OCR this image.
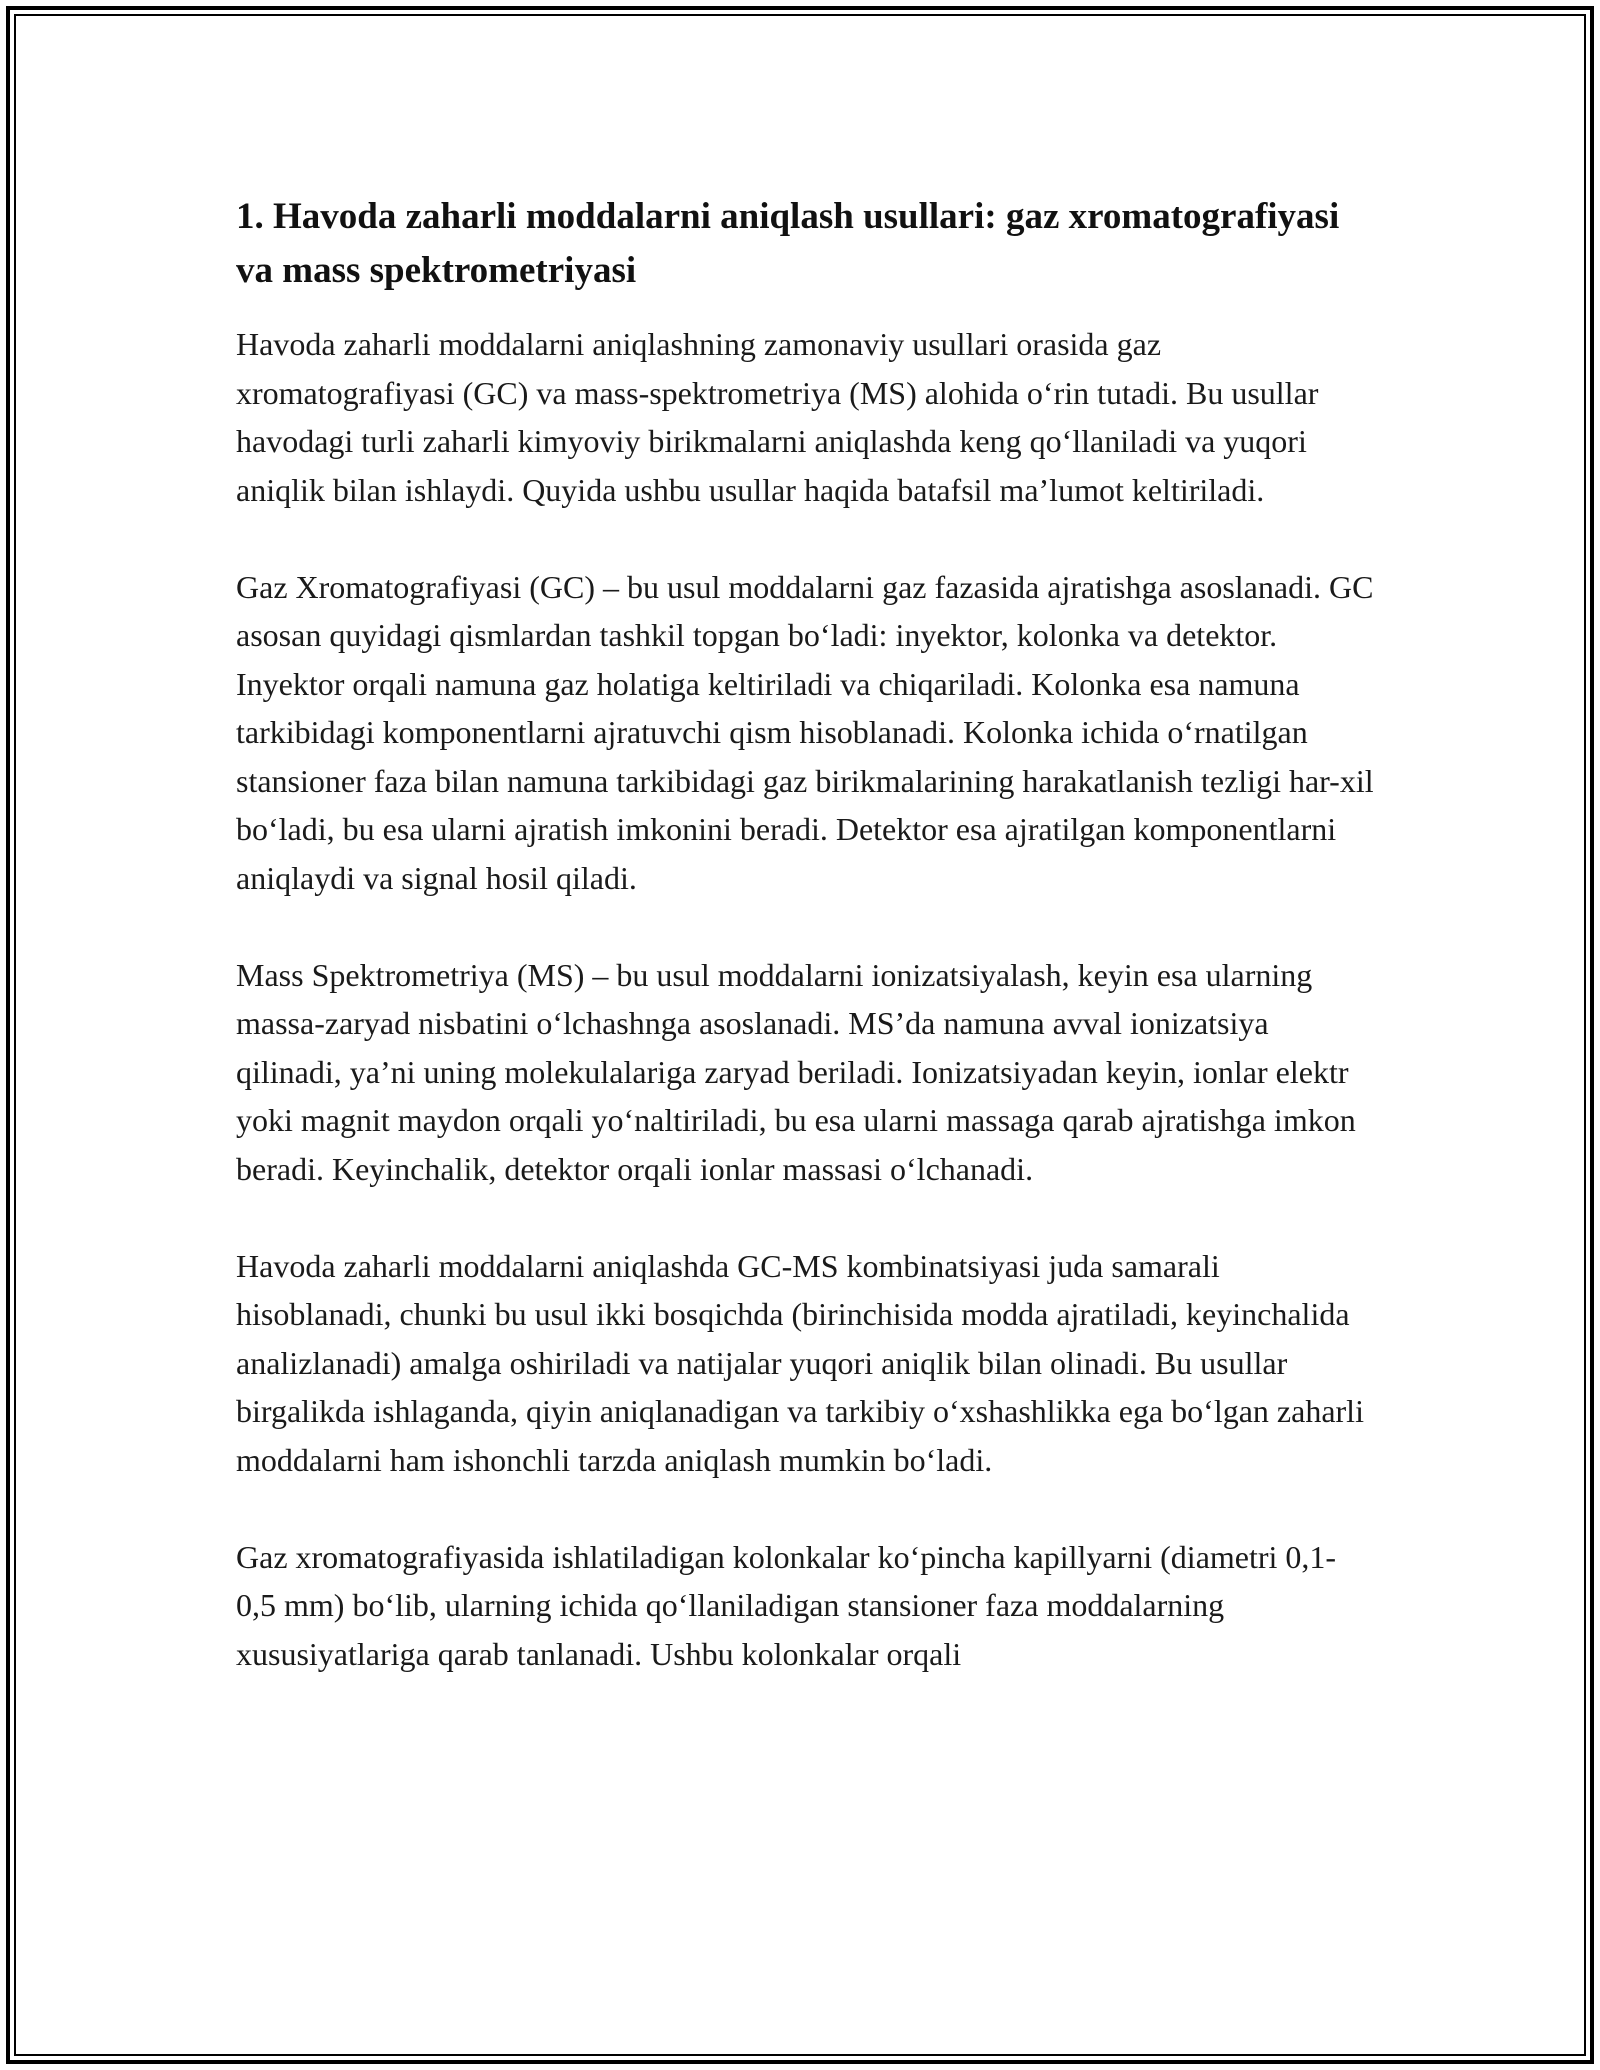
1. Havoda zaharli moddalarni aniqlash usullari: gaz xromatografiyasi va mass spektrometriyasi

Havoda zaharli moddalarni aniqlashning zamonaviy usullari orasida gaz xromatografiyasi (GC) va mass-spektrometriya (MS) alohida o‘rin tutadi. Bu usullar havodagi turli zaharli kimyoviy birikmalarni aniqlashda keng qo‘llaniladi va yuqori aniqlik bilan ishlaydi. Quyida ushbu usullar haqida batafsil ma’lumot keltiriladi.

Gaz Xromatografiyasi (GC) – bu usul moddalarni gaz fazasida ajratishga asoslanadi. GC asosan quyidagi qismlardan tashkil topgan bo‘ladi: inyektor, kolonka va detektor. Inyektor orqali namuna gaz holatiga keltiriladi va chiqariladi. Kolonka esa namuna tarkibidagi komponentlarni ajratuvchi qism hisoblanadi. Kolonka ichida o‘rnatilgan stansioner faza bilan namuna tarkibidagi gaz birikmalarining harakatlanish tezligi har-xil bo‘ladi, bu esa ularni ajratish imkonini beradi. Detektor esa ajratilgan komponentlarni aniqlaydi va signal hosil qiladi.

Mass Spektrometriya (MS) – bu usul moddalarni ionizatsiyalash, keyin esa ularning massa-zaryad nisbatini o‘lchashnga asoslanadi. MS’da namuna avval ionizatsiya qilinadi, ya’ni uning molekulalariga zaryad beriladi. Ionizatsiyadan keyin, ionlar elektr yoki magnit maydon orqali yo‘naltiriladi, bu esa ularni massaga qarab ajratishga imkon beradi. Keyinchalik, detektor orqali ionlar massasi o‘lchanadi.

Havoda zaharli moddalarni aniqlashda GC-MS kombinatsiyasi juda samarali hisoblanadi, chunki bu usul ikki bosqichda (birinchisida modda ajratiladi, keyinchalida analizlanadi) amalga oshiriladi va natijalar yuqori aniqlik bilan olinadi. Bu usullar birgalikda ishlaganda, qiyin aniqlanadigan va tarkibiy o‘xshashlikka ega bo‘lgan zaharli moddalarni ham ishonchli tarzda aniqlash mumkin bo‘ladi.

Gaz xromatografiyasida ishlatiladigan kolonkalar ko‘pincha kapillyarni (diametri 0,1-0,5 mm) bo‘lib, ularning ichida qo‘llaniladigan stansioner faza moddalarning xususiyatlariga qarab tanlanadi. Ushbu kolonkalar orqali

------------------------------------------------

> [Task statement]: From the listing above, pick out each line where the word "stansioner" appears.

> [Response to this exercise]:
Gaz Xromatografiyasi (GC) – bu usul moddalarni gaz fazasida ajratishga asoslanadi. GC asosan quyidagi qismlardan tashkil topgan bo‘ladi: inyektor, kolonka va detektor. Inyektor orqali namuna gaz holatiga keltiriladi va chiqariladi. Kolonka esa namuna tarkibidagi komponentlarni ajratuvchi qism hisoblanadi. Kolonka ichida o‘rnatilgan stansioner faza bilan namuna tarkibidagi gaz birikmalarining harakatlanish tezligi har-xil bo‘ladi, bu esa ularni ajratish imkonini beradi. Detektor esa ajratilgan komponentlarni aniqlaydi va signal hosil qiladi.
Gaz xromatografiyasida ishlatiladigan kolonkalar ko‘pincha kapillyarni (diametri 0,1-0,5 mm) bo‘lib, ularning ichida qo‘llaniladigan stansioner faza moddalarning xususiyatlariga qarab tanlanadi. Ushbu kolonkalar orqali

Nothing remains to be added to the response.